=== STATED EXERCISE ===
Reproduce the listing word for word. Skip any image.

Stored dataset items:
--- BEGIN ---
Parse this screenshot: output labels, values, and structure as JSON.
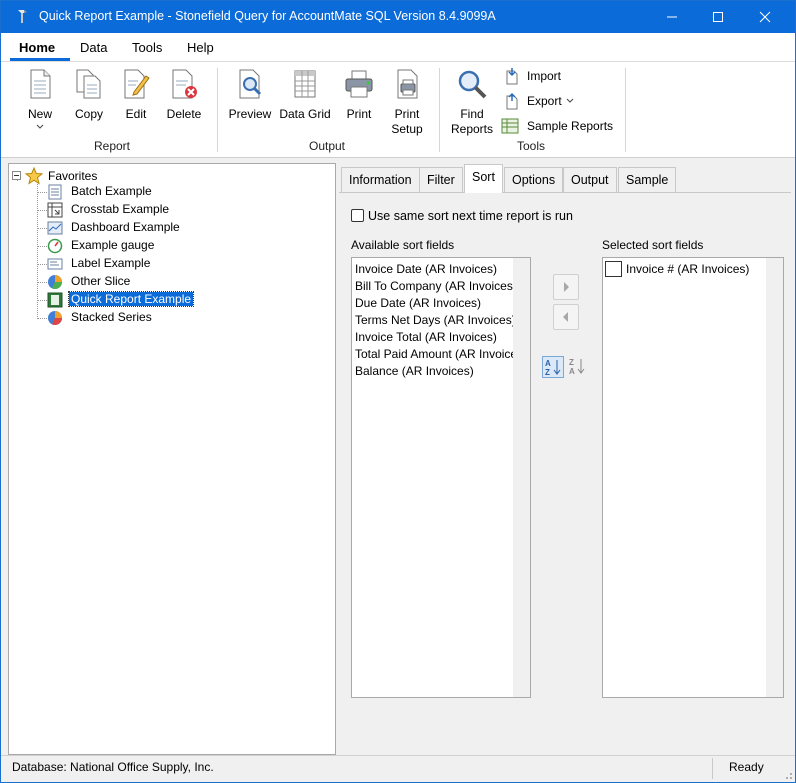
{
  "window": {
    "title": "Quick Report Example - Stonefield Query for AccountMate SQL Version 8.4.9099A"
  },
  "menu": {
    "items": [
      "Home",
      "Data",
      "Tools",
      "Help"
    ]
  },
  "ribbon": {
    "report_group": {
      "label": "Report",
      "buttons": [
        "New",
        "Copy",
        "Edit",
        "Delete"
      ]
    },
    "output_group": {
      "label": "Output",
      "buttons": [
        "Preview",
        "Data Grid",
        "Print",
        "Print",
        "Setup"
      ]
    },
    "tools_group": {
      "label": "Tools",
      "find_reports": [
        "Find",
        "Reports"
      ],
      "small_buttons": [
        "Import",
        "Export",
        "Sample Reports"
      ]
    }
  },
  "tree": {
    "root": "Favorites",
    "items": [
      "Batch Example",
      "Crosstab Example",
      "Dashboard Example",
      "Example gauge",
      "Label Example",
      "Other Slice",
      "Quick Report Example",
      "Stacked Series"
    ],
    "selected_index": 6
  },
  "tabs": {
    "items": [
      "Information",
      "Filter",
      "Sort",
      "Options",
      "Output",
      "Sample"
    ],
    "active": "Sort"
  },
  "sort": {
    "checkbox_label": "Use same sort next time report is run",
    "available_label": "Available sort fields",
    "selected_label": "Selected sort fields",
    "available": [
      "Invoice Date (AR Invoices)",
      "Bill To Company (AR Invoices)",
      "Due Date (AR Invoices)",
      "Terms Net Days (AR Invoices)",
      "Invoice Total (AR Invoices)",
      "Total Paid Amount (AR Invoices)",
      "Balance (AR Invoices)"
    ],
    "selected": [
      "Invoice # (AR Invoices)"
    ]
  },
  "status": {
    "database": "Database: National Office Supply, Inc.",
    "state": "Ready"
  },
  "colors": {
    "accent": "#0b6bd8",
    "selection": "#0b6bd8"
  }
}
--- END ---
=== EXERCISE RESPONSE ===
Parse this screenshot: output labels, values, and structure as JSON.
{
  "window": {
    "title": "Quick Report Example - Stonefield Query for AccountMate SQL Version 8.4.9099A"
  },
  "menu": {
    "items": [
      "Home",
      "Data",
      "Tools",
      "Help"
    ]
  },
  "ribbon": {
    "report_group": {
      "label": "Report",
      "buttons": [
        "New",
        "Copy",
        "Edit",
        "Delete"
      ]
    },
    "output_group": {
      "label": "Output",
      "buttons": [
        "Preview",
        "Data Grid",
        "Print",
        "Print",
        "Setup"
      ]
    },
    "tools_group": {
      "label": "Tools",
      "find_reports": [
        "Find",
        "Reports"
      ],
      "small_buttons": [
        "Import",
        "Export",
        "Sample Reports"
      ]
    }
  },
  "tree": {
    "root": "Favorites",
    "items": [
      "Batch Example",
      "Crosstab Example",
      "Dashboard Example",
      "Example gauge",
      "Label Example",
      "Other Slice",
      "Quick Report Example",
      "Stacked Series"
    ],
    "selected_index": 6
  },
  "tabs": {
    "items": [
      "Information",
      "Filter",
      "Sort",
      "Options",
      "Output",
      "Sample"
    ],
    "active": "Sort"
  },
  "sort": {
    "checkbox_label": "Use same sort next time report is run",
    "available_label": "Available sort fields",
    "selected_label": "Selected sort fields",
    "available": [
      "Invoice Date (AR Invoices)",
      "Bill To Company (AR Invoices)",
      "Due Date (AR Invoices)",
      "Terms Net Days (AR Invoices)",
      "Invoice Total (AR Invoices)",
      "Total Paid Amount (AR Invoices)",
      "Balance (AR Invoices)"
    ],
    "selected": [
      "Invoice # (AR Invoices)"
    ]
  },
  "status": {
    "database": "Database: National Office Supply, Inc.",
    "state": "Ready"
  },
  "colors": {
    "accent": "#0b6bd8",
    "selection": "#0b6bd8"
  }
}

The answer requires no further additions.